'''
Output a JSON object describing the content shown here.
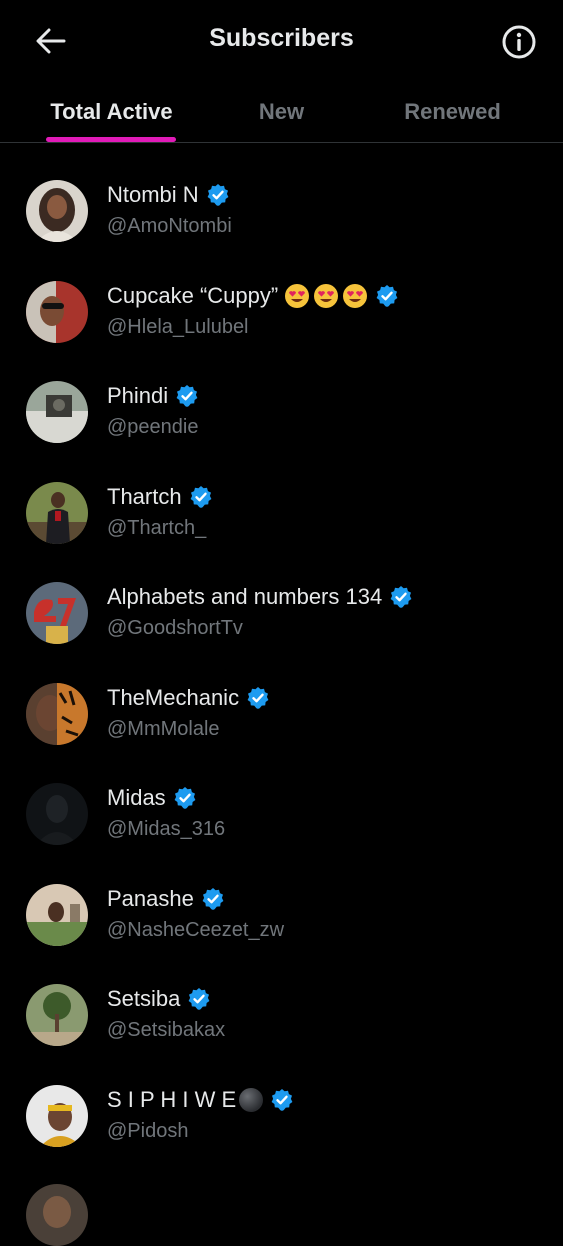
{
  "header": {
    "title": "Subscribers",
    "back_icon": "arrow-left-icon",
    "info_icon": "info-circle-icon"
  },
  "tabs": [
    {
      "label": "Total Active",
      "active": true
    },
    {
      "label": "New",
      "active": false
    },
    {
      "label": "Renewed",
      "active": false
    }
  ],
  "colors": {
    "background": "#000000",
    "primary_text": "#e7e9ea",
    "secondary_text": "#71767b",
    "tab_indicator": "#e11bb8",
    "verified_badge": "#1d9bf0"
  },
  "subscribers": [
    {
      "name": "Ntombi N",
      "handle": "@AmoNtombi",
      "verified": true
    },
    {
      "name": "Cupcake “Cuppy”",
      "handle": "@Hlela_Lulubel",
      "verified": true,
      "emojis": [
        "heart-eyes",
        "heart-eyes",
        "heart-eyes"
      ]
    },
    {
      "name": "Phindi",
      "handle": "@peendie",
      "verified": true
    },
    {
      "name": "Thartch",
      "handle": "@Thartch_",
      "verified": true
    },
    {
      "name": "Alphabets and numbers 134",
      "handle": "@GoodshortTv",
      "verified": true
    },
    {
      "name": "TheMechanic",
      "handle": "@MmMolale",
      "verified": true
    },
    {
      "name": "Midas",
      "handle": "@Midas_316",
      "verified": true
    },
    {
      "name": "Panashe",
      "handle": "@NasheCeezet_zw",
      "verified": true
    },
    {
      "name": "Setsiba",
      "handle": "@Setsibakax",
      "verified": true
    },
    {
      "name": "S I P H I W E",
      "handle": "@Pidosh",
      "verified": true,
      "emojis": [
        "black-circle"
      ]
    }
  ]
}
'''
● **Task details**
Make an exact copy of the listing above. Do not include the pictures.

● **Exercise output**
Output a JSON object describing the content shown here.
{
  "header": {
    "title": "Subscribers",
    "back_icon": "arrow-left-icon",
    "info_icon": "info-circle-icon"
  },
  "tabs": [
    {
      "label": "Total Active",
      "active": true
    },
    {
      "label": "New",
      "active": false
    },
    {
      "label": "Renewed",
      "active": false
    }
  ],
  "colors": {
    "background": "#000000",
    "primary_text": "#e7e9ea",
    "secondary_text": "#71767b",
    "tab_indicator": "#e11bb8",
    "verified_badge": "#1d9bf0"
  },
  "subscribers": [
    {
      "name": "Ntombi N",
      "handle": "@AmoNtombi",
      "verified": true
    },
    {
      "name": "Cupcake “Cuppy”",
      "handle": "@Hlela_Lulubel",
      "verified": true,
      "emojis": [
        "heart-eyes",
        "heart-eyes",
        "heart-eyes"
      ]
    },
    {
      "name": "Phindi",
      "handle": "@peendie",
      "verified": true
    },
    {
      "name": "Thartch",
      "handle": "@Thartch_",
      "verified": true
    },
    {
      "name": "Alphabets and numbers 134",
      "handle": "@GoodshortTv",
      "verified": true
    },
    {
      "name": "TheMechanic",
      "handle": "@MmMolale",
      "verified": true
    },
    {
      "name": "Midas",
      "handle": "@Midas_316",
      "verified": true
    },
    {
      "name": "Panashe",
      "handle": "@NasheCeezet_zw",
      "verified": true
    },
    {
      "name": "Setsiba",
      "handle": "@Setsibakax",
      "verified": true
    },
    {
      "name": "S I P H I W E",
      "handle": "@Pidosh",
      "verified": true,
      "emojis": [
        "black-circle"
      ]
    }
  ]
}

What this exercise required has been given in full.